> _Your instructions_
Copy out the data below verbatim.

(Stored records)
-- BEGIN --
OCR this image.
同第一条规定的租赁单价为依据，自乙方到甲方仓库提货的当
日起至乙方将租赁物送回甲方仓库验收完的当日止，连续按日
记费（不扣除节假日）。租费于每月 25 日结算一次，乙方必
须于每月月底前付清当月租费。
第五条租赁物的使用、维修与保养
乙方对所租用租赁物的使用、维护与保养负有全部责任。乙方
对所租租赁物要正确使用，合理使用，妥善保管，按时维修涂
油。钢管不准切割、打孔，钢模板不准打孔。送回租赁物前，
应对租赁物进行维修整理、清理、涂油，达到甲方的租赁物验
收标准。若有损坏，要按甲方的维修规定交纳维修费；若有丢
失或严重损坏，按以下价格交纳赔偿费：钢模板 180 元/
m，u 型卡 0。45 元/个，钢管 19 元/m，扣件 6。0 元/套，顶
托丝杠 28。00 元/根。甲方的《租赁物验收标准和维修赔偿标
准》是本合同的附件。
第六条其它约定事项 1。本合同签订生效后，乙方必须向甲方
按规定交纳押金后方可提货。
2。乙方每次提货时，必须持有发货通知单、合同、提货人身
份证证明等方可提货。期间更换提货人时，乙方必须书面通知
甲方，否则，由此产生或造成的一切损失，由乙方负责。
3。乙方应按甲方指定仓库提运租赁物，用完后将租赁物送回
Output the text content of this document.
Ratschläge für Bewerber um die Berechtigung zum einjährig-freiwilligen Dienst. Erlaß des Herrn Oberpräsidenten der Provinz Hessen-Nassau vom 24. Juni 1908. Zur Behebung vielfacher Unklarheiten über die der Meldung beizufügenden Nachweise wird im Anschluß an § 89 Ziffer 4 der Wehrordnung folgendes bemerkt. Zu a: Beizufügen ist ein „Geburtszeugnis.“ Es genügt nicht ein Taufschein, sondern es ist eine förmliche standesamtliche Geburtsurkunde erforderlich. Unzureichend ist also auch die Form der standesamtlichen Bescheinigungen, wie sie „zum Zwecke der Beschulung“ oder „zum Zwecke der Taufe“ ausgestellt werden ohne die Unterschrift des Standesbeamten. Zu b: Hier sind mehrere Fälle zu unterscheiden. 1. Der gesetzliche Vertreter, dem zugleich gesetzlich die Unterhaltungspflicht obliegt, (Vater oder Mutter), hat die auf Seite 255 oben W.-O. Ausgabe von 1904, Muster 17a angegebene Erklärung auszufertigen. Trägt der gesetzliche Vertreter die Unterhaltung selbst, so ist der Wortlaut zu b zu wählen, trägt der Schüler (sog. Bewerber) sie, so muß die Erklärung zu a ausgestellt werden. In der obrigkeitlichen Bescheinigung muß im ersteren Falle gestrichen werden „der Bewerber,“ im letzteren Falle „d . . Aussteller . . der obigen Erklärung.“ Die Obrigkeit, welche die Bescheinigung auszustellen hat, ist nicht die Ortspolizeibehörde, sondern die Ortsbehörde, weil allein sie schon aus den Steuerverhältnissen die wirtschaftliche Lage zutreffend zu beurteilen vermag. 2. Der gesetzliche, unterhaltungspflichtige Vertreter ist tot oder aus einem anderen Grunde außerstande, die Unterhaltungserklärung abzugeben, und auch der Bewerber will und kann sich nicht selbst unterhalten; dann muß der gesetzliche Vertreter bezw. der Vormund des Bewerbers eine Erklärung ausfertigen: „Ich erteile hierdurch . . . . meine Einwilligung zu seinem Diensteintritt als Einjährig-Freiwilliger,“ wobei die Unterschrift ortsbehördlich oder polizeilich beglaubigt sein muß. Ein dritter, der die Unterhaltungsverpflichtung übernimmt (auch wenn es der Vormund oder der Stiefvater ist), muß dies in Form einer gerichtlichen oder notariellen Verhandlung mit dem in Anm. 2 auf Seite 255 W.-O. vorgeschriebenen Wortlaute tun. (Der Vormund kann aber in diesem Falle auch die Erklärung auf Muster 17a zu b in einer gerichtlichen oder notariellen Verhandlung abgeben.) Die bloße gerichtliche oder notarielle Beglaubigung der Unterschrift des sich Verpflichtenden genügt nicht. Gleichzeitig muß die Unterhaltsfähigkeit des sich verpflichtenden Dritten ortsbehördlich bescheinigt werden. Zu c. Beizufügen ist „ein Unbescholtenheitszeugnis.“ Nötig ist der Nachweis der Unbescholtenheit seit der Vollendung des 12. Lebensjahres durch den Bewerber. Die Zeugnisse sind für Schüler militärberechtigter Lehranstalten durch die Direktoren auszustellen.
-- END --
> _Answer to the task_
OCR this image.
同第一条规定的租赁单价为依据，自乙方到甲方仓库提货的当
日起至乙方将租赁物送回甲方仓库验收完的当日止，连续按日
记费（不扣除节假日）。租费于每月 25 日结算一次，乙方必
须于每月月底前付清当月租费。
第五条租赁物的使用、维修与保养
乙方对所租用租赁物的使用、维护与保养负有全部责任。乙方
对所租租赁物要正确使用，合理使用，妥善保管，按时维修涂
油。钢管不准切割、打孔，钢模板不准打孔。送回租赁物前，
应对租赁物进行维修整理、清理、涂油，达到甲方的租赁物验
收标准。若有损坏，要按甲方的维修规定交纳维修费；若有丢
失或严重损坏，按以下价格交纳赔偿费：钢模板 180 元/
m，u 型卡 0。45 元/个，钢管 19 元/m，扣件 6。0 元/套，顶
托丝杠 28。00 元/根。甲方的《租赁物验收标准和维修赔偿标
准》是本合同的附件。
第六条其它约定事项 1。本合同签订生效后，乙方必须向甲方
按规定交纳押金后方可提货。
2。乙方每次提货时，必须持有发货通知单、合同、提货人身
份证证明等方可提货。期间更换提货人时，乙方必须书面通知
甲方，否则，由此产生或造成的一切损失，由乙方负责。
3。乙方应按甲方指定仓库提运租赁物，用完后将租赁物送回
Output the text content of this document.
Ratschläge für Bewerber um die Berechtigung zum einjährig-freiwilligen Dienst. Erlaß des Herrn Oberpräsidenten der Provinz Hessen-Nassau vom 24. Juni 1908. Zur Behebung vielfacher Unklarheiten über die der Meldung beizufügenden Nachweise wird im Anschluß an § 89 Ziffer 4 der Wehrordnung folgendes bemerkt. Zu a: Beizufügen ist ein „Geburtszeugnis.“ Es genügt nicht ein Taufschein, sondern es ist eine förmliche standesamtliche Geburtsurkunde erforderlich. Unzureichend ist also auch die Form der standesamtlichen Bescheinigungen, wie sie „zum Zwecke der Beschulung“ oder „zum Zwecke der Taufe“ ausgestellt werden ohne die Unterschrift des Standesbeamten. Zu b: Hier sind mehrere Fälle zu unterscheiden. 1. Der gesetzliche Vertreter, dem zugleich gesetzlich die Unterhaltungspflicht obliegt, (Vater oder Mutter), hat die auf Seite 255 oben W.-O. Ausgabe von 1904, Muster 17a angegebene Erklärung auszufertigen. Trägt der gesetzliche Vertreter die Unterhaltung selbst, so ist der Wortlaut zu b zu wählen, trägt der Schüler (sog. Bewerber) sie, so muß die Erklärung zu a ausgestellt werden. In der obrigkeitlichen Bescheinigung muß im ersteren Falle gestrichen werden „der Bewerber,“ im letzteren Falle „d . . Aussteller . . der obigen Erklärung.“ Die Obrigkeit, welche die Bescheinigung auszustellen hat, ist nicht die Ortspolizeibehörde, sondern die Ortsbehörde, weil allein sie schon aus den Steuerverhältnissen die wirtschaftliche Lage zutreffend zu beurteilen vermag. 2. Der gesetzliche, unterhaltungspflichtige Vertreter ist tot oder aus einem anderen Grunde außerstande, die Unterhaltungserklärung abzugeben, und auch der Bewerber will und kann sich nicht selbst unterhalten; dann muß der gesetzliche Vertreter bezw. der Vormund des Bewerbers eine Erklärung ausfertigen: „Ich erteile hierdurch . . . . meine Einwilligung zu seinem Diensteintritt als Einjährig-Freiwilliger,“ wobei die Unterschrift ortsbehördlich oder polizeilich beglaubigt sein muß. Ein dritter, der die Unterhaltungsverpflichtung übernimmt (auch wenn es der Vormund oder der Stiefvater ist), muß dies in Form einer gerichtlichen oder notariellen Verhandlung mit dem in Anm. 2 auf Seite 255 W.-O. vorgeschriebenen Wortlaute tun. (Der Vormund kann aber in diesem Falle auch die Erklärung auf Muster 17a zu b in einer gerichtlichen oder notariellen Verhandlung abgeben.) Die bloße gerichtliche oder notarielle Beglaubigung der Unterschrift des sich Verpflichtenden genügt nicht. Gleichzeitig muß die Unterhaltsfähigkeit des sich verpflichtenden Dritten ortsbehördlich bescheinigt werden. Zu c. Beizufügen ist „ein Unbescholtenheitszeugnis.“ Nötig ist der Nachweis der Unbescholtenheit seit der Vollendung des 12. Lebensjahres durch den Bewerber. Die Zeugnisse sind für Schüler militärberechtigter Lehranstalten durch die Direktoren auszustellen.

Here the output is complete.